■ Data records
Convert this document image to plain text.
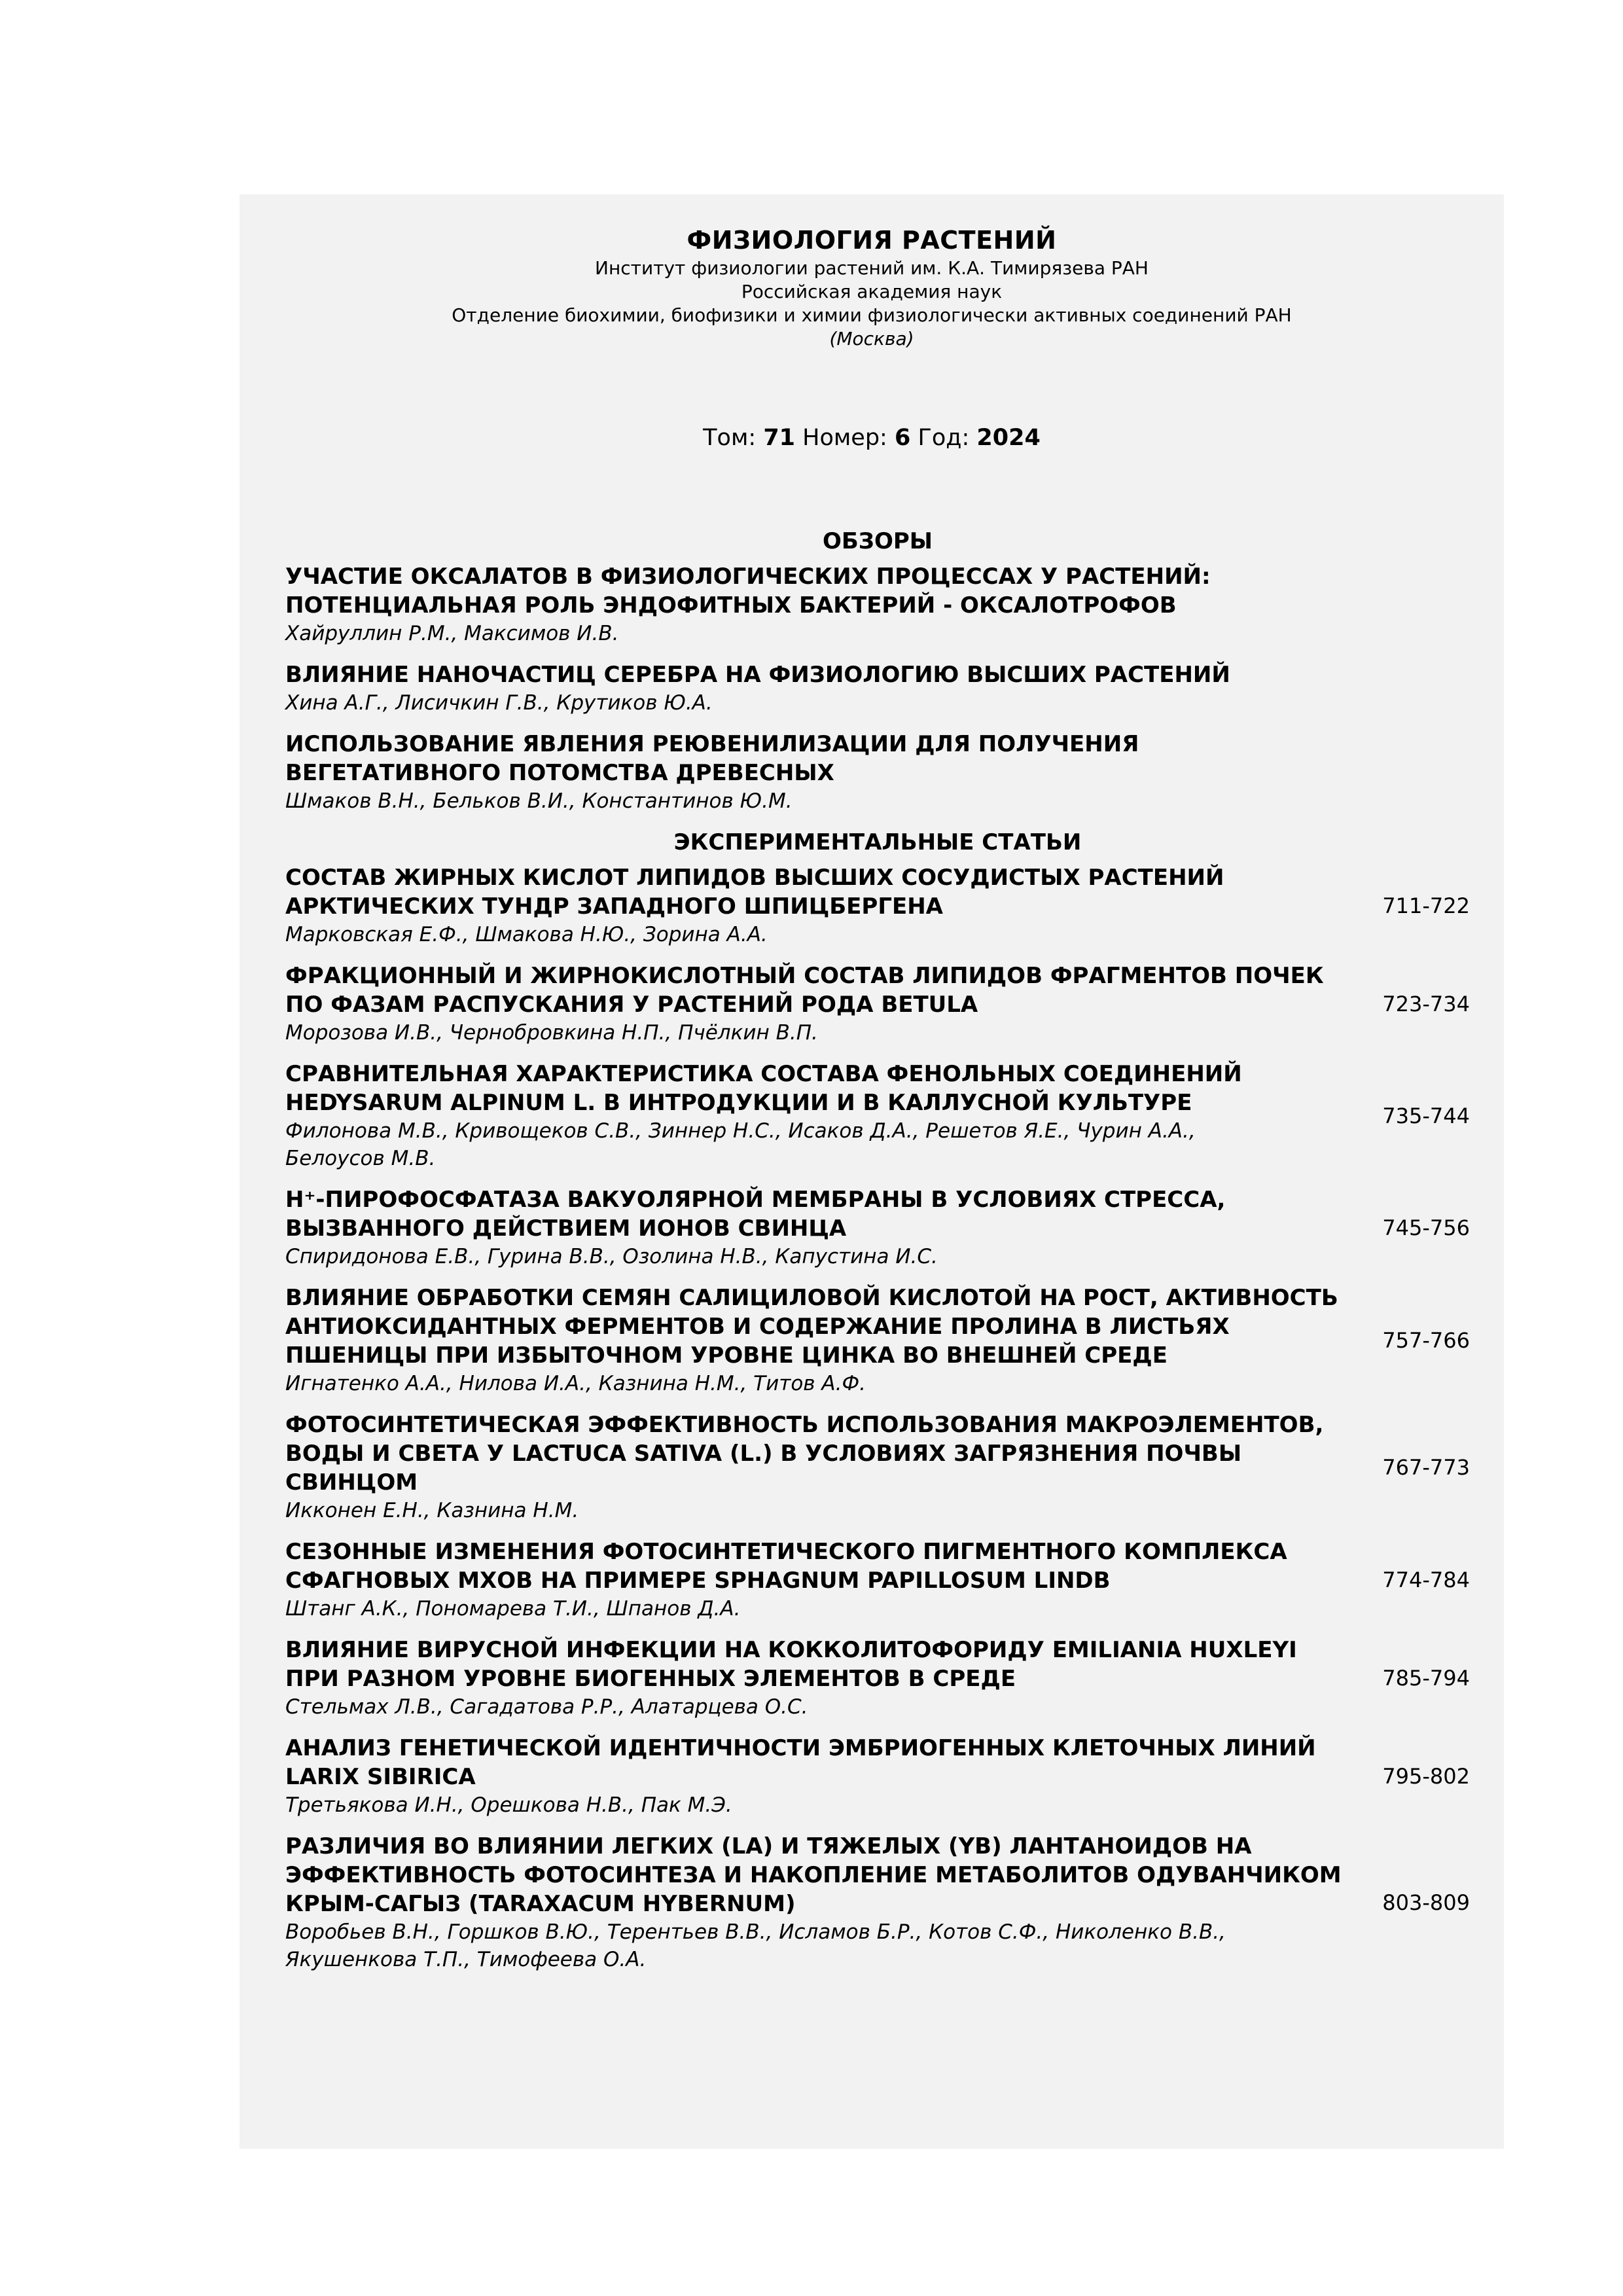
ФИЗИОЛОГИЯ РАСТЕНИЙ
Институт физиологии растений им. К.А. Тимирязева РАН
Российская академия наук
Отделение биохимии, биофизики и химии физиологически активных соединений РАН
(Москва)
Том: 71 Номер: 6 Год: 2024
ОБЗОРЫ
УЧАСТИЕ ОКСАЛАТОВ В ФИЗИОЛОГИЧЕСКИХ ПРОЦЕССАХ У РАСТЕНИЙ:
ПОТЕНЦИАЛЬНАЯ РОЛЬ ЭНДОФИТНЫХ БАКТЕРИЙ - ОКСАЛОТРОФОВ
Хайруллин Р.М., Максимов И.В.
ВЛИЯНИЕ НАНОЧАСТИЦ СЕРЕБРА НА ФИЗИОЛОГИЮ ВЫСШИХ РАСТЕНИЙ
Хина А.Г., Лисичкин Г.В., Крутиков Ю.А.
ИСПОЛЬЗОВАНИЕ ЯВЛЕНИЯ РЕЮВЕНИЛИЗАЦИИ ДЛЯ ПОЛУЧЕНИЯ
ВЕГЕТАТИВНОГО ПОТОМСТВА ДРЕВЕСНЫХ
Шмаков В.Н., Бельков В.И., Константинов Ю.М.
ЭКСПЕРИМЕНТАЛЬНЫЕ СТАТЬИ
СОСТАВ ЖИРНЫХ КИСЛОТ ЛИПИДОВ ВЫСШИХ СОСУДИСТЫХ РАСТЕНИЙ
АРКТИЧЕСКИХ ТУНДР ЗАПАДНОГО ШПИЦБЕРГЕНА
Марковская Е.Ф., Шмакова Н.Ю., Зорина А.А.
711-722
ФРАКЦИОННЫЙ И ЖИРНОКИСЛОТНЫЙ СОСТАВ ЛИПИДОВ ФРАГМЕНТОВ ПОЧЕК
ПО ФАЗАМ РАСПУСКАНИЯ У РАСТЕНИЙ РОДА BETULA
Морозова И.В., Чернобровкина Н.П., Пчёлкин В.П.
723-734
СРАВНИТЕЛЬНАЯ ХАРАКТЕРИСТИКА СОСТАВА ФЕНОЛЬНЫХ СОЕДИНЕНИЙ
HEDYSARUM ALPINUM L. В ИНТРОДУКЦИИ И В КАЛЛУСНОЙ КУЛЬТУРЕ
Филонова М.В., Кривощеков С.В., Зиннер Н.С., Исаков Д.А., Решетов Я.Е., Чурин А.А.,
Белоусов М.В.
735-744
H⁺-ПИРОФОСФАТАЗА ВАКУОЛЯРНОЙ МЕМБРАНЫ В УСЛОВИЯХ СТРЕССА,
ВЫЗВАННОГО ДЕЙСТВИЕМ ИОНОВ СВИНЦА
Спиридонова Е.В., Гурина В.В., Озолина Н.В., Капустина И.С.
745-756
ВЛИЯНИЕ ОБРАБОТКИ СЕМЯН САЛИЦИЛОВОЙ КИСЛОТОЙ НА РОСТ, АКТИВНОСТЬ
АНТИОКСИДАНТНЫХ ФЕРМЕНТОВ И СОДЕРЖАНИЕ ПРОЛИНА В ЛИСТЬЯХ
ПШЕНИЦЫ ПРИ ИЗБЫТОЧНОМ УРОВНЕ ЦИНКА ВО ВНЕШНЕЙ СРЕДЕ
Игнатенко А.А., Нилова И.А., Казнина Н.М., Титов А.Ф.
757-766
ФОТОСИНТЕТИЧЕСКАЯ ЭФФЕКТИВНОСТЬ ИСПОЛЬЗОВАНИЯ МАКРОЭЛЕМЕНТОВ,
ВОДЫ И СВЕТА У LACTUCA SATIVA (L.) В УСЛОВИЯХ ЗАГРЯЗНЕНИЯ ПОЧВЫ
СВИНЦОМ
Икконен Е.Н., Казнина Н.М.
767-773
СЕЗОННЫЕ ИЗМЕНЕНИЯ ФОТОСИНТЕТИЧЕСКОГО ПИГМЕНТНОГО КОМПЛЕКСА
СФАГНОВЫХ МХОВ НА ПРИМЕРЕ SPHAGNUM PAPILLOSUM LINDB
Штанг А.К., Пономарева Т.И., Шпанов Д.А.
774-784
ВЛИЯНИЕ ВИРУСНОЙ ИНФЕКЦИИ НА КОККОЛИТОФОРИДУ EMILIANIA HUXLEYI
ПРИ РАЗНОМ УРОВНЕ БИОГЕННЫХ ЭЛЕМЕНТОВ В СРЕДЕ
Стельмах Л.В., Сагадатова Р.Р., Алатарцева О.С.
785-794
АНАЛИЗ ГЕНЕТИЧЕСКОЙ ИДЕНТИЧНОСТИ ЭМБРИОГЕННЫХ КЛЕТОЧНЫХ ЛИНИЙ
LARIX SIBIRICA
Третьякова И.Н., Орешкова Н.В., Пак М.Э.
795-802
РАЗЛИЧИЯ ВО ВЛИЯНИИ ЛЕГКИХ (LA) И ТЯЖЕЛЫХ (YB) ЛАНТАНОИДОВ НА
ЭФФЕКТИВНОСТЬ ФОТОСИНТЕЗА И НАКОПЛЕНИЕ МЕТАБОЛИТОВ ОДУВАНЧИКОМ
КРЫМ-САГЫЗ (TARAXACUM HYBERNUM)
Воробьев В.Н., Горшков В.Ю., Терентьев В.В., Исламов Б.Р., Котов С.Ф., Николенко В.В.,
Якушенкова Т.П., Тимофеева О.А.
803-809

■ WHAT NEEDS TO BE DONE
Quote all of the entries word for word, omitting any pictures.

■ SOLVED EXERCISE
Convert this document image to plain text.
ФИЗИОЛОГИЯ РАСТЕНИЙ
Институт физиологии растений им. К.А. Тимирязева РАН
Российская академия наук
Отделение биохимии, биофизики и химии физиологически активных соединений РАН
(Москва)
Том: 71 Номер: 6 Год: 2024
ОБЗОРЫ
УЧАСТИЕ ОКСАЛАТОВ В ФИЗИОЛОГИЧЕСКИХ ПРОЦЕССАХ У РАСТЕНИЙ:
ПОТЕНЦИАЛЬНАЯ РОЛЬ ЭНДОФИТНЫХ БАКТЕРИЙ - ОКСАЛОТРОФОВ
Хайруллин Р.М., Максимов И.В.
ВЛИЯНИЕ НАНОЧАСТИЦ СЕРЕБРА НА ФИЗИОЛОГИЮ ВЫСШИХ РАСТЕНИЙ
Хина А.Г., Лисичкин Г.В., Крутиков Ю.А.
ИСПОЛЬЗОВАНИЕ ЯВЛЕНИЯ РЕЮВЕНИЛИЗАЦИИ ДЛЯ ПОЛУЧЕНИЯ
ВЕГЕТАТИВНОГО ПОТОМСТВА ДРЕВЕСНЫХ
Шмаков В.Н., Бельков В.И., Константинов Ю.М.
ЭКСПЕРИМЕНТАЛЬНЫЕ СТАТЬИ
СОСТАВ ЖИРНЫХ КИСЛОТ ЛИПИДОВ ВЫСШИХ СОСУДИСТЫХ РАСТЕНИЙ
АРКТИЧЕСКИХ ТУНДР ЗАПАДНОГО ШПИЦБЕРГЕНА
Марковская Е.Ф., Шмакова Н.Ю., Зорина А.А.
711-722
ФРАКЦИОННЫЙ И ЖИРНОКИСЛОТНЫЙ СОСТАВ ЛИПИДОВ ФРАГМЕНТОВ ПОЧЕК
ПО ФАЗАМ РАСПУСКАНИЯ У РАСТЕНИЙ РОДА BETULA
Морозова И.В., Чернобровкина Н.П., Пчёлкин В.П.
723-734
СРАВНИТЕЛЬНАЯ ХАРАКТЕРИСТИКА СОСТАВА ФЕНОЛЬНЫХ СОЕДИНЕНИЙ
HEDYSARUM ALPINUM L. В ИНТРОДУКЦИИ И В КАЛЛУСНОЙ КУЛЬТУРЕ
Филонова М.В., Кривощеков С.В., Зиннер Н.С., Исаков Д.А., Решетов Я.Е., Чурин А.А.,
Белоусов М.В.
735-744
H⁺-ПИРОФОСФАТАЗА ВАКУОЛЯРНОЙ МЕМБРАНЫ В УСЛОВИЯХ СТРЕССА,
ВЫЗВАННОГО ДЕЙСТВИЕМ ИОНОВ СВИНЦА
Спиридонова Е.В., Гурина В.В., Озолина Н.В., Капустина И.С.
745-756
ВЛИЯНИЕ ОБРАБОТКИ СЕМЯН САЛИЦИЛОВОЙ КИСЛОТОЙ НА РОСТ, АКТИВНОСТЬ
АНТИОКСИДАНТНЫХ ФЕРМЕНТОВ И СОДЕРЖАНИЕ ПРОЛИНА В ЛИСТЬЯХ
ПШЕНИЦЫ ПРИ ИЗБЫТОЧНОМ УРОВНЕ ЦИНКА ВО ВНЕШНЕЙ СРЕДЕ
Игнатенко А.А., Нилова И.А., Казнина Н.М., Титов А.Ф.
757-766
ФОТОСИНТЕТИЧЕСКАЯ ЭФФЕКТИВНОСТЬ ИСПОЛЬЗОВАНИЯ МАКРОЭЛЕМЕНТОВ,
ВОДЫ И СВЕТА У LACTUCA SATIVA (L.) В УСЛОВИЯХ ЗАГРЯЗНЕНИЯ ПОЧВЫ
СВИНЦОМ
Икконен Е.Н., Казнина Н.М.
767-773
СЕЗОННЫЕ ИЗМЕНЕНИЯ ФОТОСИНТЕТИЧЕСКОГО ПИГМЕНТНОГО КОМПЛЕКСА
СФАГНОВЫХ МХОВ НА ПРИМЕРЕ SPHAGNUM PAPILLOSUM LINDB
Штанг А.К., Пономарева Т.И., Шпанов Д.А.
774-784
ВЛИЯНИЕ ВИРУСНОЙ ИНФЕКЦИИ НА КОККОЛИТОФОРИДУ EMILIANIA HUXLEYI
ПРИ РАЗНОМ УРОВНЕ БИОГЕННЫХ ЭЛЕМЕНТОВ В СРЕДЕ
Стельмах Л.В., Сагадатова Р.Р., Алатарцева О.С.
785-794
АНАЛИЗ ГЕНЕТИЧЕСКОЙ ИДЕНТИЧНОСТИ ЭМБРИОГЕННЫХ КЛЕТОЧНЫХ ЛИНИЙ
LARIX SIBIRICA
Третьякова И.Н., Орешкова Н.В., Пак М.Э.
795-802
РАЗЛИЧИЯ ВО ВЛИЯНИИ ЛЕГКИХ (LA) И ТЯЖЕЛЫХ (YB) ЛАНТАНОИДОВ НА
ЭФФЕКТИВНОСТЬ ФОТОСИНТЕЗА И НАКОПЛЕНИЕ МЕТАБОЛИТОВ ОДУВАНЧИКОМ
КРЫМ-САГЫЗ (TARAXACUM HYBERNUM)
Воробьев В.Н., Горшков В.Ю., Терентьев В.В., Исламов Б.Р., Котов С.Ф., Николенко В.В.,
Якушенкова Т.П., Тимофеева О.А.
803-809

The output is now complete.